_Exercise instructions:_
Reply with nothing except the number of lines that contain the word "nобеспечению".

_Data records:_
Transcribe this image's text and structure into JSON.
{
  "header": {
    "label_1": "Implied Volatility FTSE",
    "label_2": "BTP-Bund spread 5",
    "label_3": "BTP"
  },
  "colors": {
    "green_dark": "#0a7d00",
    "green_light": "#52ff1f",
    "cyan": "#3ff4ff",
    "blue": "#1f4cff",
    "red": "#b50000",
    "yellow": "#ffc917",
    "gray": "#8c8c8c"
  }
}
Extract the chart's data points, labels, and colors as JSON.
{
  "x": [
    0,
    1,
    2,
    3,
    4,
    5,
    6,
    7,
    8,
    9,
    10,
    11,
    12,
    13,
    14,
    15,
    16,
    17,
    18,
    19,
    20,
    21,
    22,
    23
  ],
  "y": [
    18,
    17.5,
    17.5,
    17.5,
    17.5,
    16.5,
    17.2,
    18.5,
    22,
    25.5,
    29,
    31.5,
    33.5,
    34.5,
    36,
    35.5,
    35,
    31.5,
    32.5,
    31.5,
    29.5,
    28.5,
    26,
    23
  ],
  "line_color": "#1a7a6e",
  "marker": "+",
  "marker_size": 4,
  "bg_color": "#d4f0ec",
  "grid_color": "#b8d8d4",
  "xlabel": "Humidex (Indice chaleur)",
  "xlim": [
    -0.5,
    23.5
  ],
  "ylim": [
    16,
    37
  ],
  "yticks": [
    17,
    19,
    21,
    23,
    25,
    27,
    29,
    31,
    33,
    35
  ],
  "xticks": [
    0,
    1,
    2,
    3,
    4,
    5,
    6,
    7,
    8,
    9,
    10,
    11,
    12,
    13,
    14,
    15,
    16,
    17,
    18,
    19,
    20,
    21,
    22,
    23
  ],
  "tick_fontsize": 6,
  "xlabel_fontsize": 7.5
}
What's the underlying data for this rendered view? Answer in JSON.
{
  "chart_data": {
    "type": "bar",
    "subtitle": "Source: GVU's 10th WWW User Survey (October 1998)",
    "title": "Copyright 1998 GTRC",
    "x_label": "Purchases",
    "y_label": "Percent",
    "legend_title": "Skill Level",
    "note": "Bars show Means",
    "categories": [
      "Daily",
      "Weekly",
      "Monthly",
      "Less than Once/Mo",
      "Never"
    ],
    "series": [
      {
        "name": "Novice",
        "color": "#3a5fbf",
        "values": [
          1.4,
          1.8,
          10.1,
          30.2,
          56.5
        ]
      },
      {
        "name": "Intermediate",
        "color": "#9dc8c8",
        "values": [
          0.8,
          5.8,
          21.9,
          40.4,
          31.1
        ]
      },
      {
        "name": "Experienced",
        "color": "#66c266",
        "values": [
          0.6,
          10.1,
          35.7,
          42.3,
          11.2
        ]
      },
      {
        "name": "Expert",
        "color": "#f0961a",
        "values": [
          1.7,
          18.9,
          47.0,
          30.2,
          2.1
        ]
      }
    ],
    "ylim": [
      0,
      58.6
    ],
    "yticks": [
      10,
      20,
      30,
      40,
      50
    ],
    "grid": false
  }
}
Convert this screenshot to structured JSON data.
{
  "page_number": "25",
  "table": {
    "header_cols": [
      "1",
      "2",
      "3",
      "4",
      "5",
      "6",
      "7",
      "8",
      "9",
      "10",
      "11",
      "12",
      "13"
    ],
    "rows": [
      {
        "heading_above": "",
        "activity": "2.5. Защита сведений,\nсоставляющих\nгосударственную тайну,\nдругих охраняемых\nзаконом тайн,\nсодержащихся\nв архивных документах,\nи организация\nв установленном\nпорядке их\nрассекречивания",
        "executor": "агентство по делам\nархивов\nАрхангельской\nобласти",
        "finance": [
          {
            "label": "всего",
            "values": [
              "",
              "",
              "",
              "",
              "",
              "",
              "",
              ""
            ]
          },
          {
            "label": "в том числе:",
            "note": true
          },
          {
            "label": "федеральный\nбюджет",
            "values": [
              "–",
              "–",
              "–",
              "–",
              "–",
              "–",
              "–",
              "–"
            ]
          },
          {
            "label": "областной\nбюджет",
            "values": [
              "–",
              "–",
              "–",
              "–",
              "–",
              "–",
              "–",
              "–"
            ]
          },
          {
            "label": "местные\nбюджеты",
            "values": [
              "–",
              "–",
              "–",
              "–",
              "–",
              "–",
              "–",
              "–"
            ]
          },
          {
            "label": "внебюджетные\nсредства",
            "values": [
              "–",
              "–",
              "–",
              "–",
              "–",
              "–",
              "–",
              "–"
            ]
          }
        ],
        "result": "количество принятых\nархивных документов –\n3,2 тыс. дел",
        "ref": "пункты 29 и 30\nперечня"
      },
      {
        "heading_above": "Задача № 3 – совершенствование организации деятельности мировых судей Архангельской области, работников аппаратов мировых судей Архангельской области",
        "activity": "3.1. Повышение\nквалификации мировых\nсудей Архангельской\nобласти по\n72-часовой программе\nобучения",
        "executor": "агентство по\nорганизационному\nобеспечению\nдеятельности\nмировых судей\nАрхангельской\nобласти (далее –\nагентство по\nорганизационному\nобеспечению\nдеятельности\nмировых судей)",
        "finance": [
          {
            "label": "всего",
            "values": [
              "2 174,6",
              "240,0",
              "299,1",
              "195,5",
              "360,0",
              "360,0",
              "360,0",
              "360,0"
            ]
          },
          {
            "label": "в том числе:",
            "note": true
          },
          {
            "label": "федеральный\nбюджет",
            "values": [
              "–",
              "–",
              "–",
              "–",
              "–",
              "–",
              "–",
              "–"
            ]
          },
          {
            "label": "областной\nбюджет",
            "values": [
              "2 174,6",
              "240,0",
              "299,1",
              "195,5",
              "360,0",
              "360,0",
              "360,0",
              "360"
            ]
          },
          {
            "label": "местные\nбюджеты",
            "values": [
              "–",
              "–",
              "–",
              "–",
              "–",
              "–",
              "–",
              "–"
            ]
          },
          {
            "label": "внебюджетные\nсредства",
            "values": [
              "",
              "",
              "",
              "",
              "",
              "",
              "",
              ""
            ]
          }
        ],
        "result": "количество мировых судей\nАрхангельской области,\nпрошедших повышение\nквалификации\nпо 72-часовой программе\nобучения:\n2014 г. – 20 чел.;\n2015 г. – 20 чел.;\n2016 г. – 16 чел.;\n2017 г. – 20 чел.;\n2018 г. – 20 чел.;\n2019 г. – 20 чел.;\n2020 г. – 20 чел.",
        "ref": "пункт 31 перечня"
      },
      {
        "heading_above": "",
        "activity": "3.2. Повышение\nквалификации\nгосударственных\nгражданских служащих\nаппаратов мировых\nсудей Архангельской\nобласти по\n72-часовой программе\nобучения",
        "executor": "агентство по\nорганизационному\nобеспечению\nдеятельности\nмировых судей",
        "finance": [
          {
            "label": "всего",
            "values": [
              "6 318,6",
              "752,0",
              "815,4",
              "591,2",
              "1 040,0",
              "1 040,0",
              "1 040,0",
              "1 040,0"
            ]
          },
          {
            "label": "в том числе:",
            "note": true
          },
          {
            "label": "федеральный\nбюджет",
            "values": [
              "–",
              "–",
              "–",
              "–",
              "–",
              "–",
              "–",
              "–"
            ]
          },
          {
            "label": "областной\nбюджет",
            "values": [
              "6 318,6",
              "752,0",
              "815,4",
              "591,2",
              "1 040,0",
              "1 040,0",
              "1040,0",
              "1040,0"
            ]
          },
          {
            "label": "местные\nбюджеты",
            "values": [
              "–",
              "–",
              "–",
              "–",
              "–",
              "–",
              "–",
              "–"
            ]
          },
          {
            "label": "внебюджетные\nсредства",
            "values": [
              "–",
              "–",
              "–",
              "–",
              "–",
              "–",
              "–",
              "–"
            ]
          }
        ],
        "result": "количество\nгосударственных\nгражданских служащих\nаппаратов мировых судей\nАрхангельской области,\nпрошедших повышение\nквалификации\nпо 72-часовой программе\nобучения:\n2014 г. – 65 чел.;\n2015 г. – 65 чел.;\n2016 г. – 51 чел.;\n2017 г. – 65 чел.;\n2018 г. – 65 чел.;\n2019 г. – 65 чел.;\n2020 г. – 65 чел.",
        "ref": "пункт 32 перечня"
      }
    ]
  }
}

_Completed task:_
2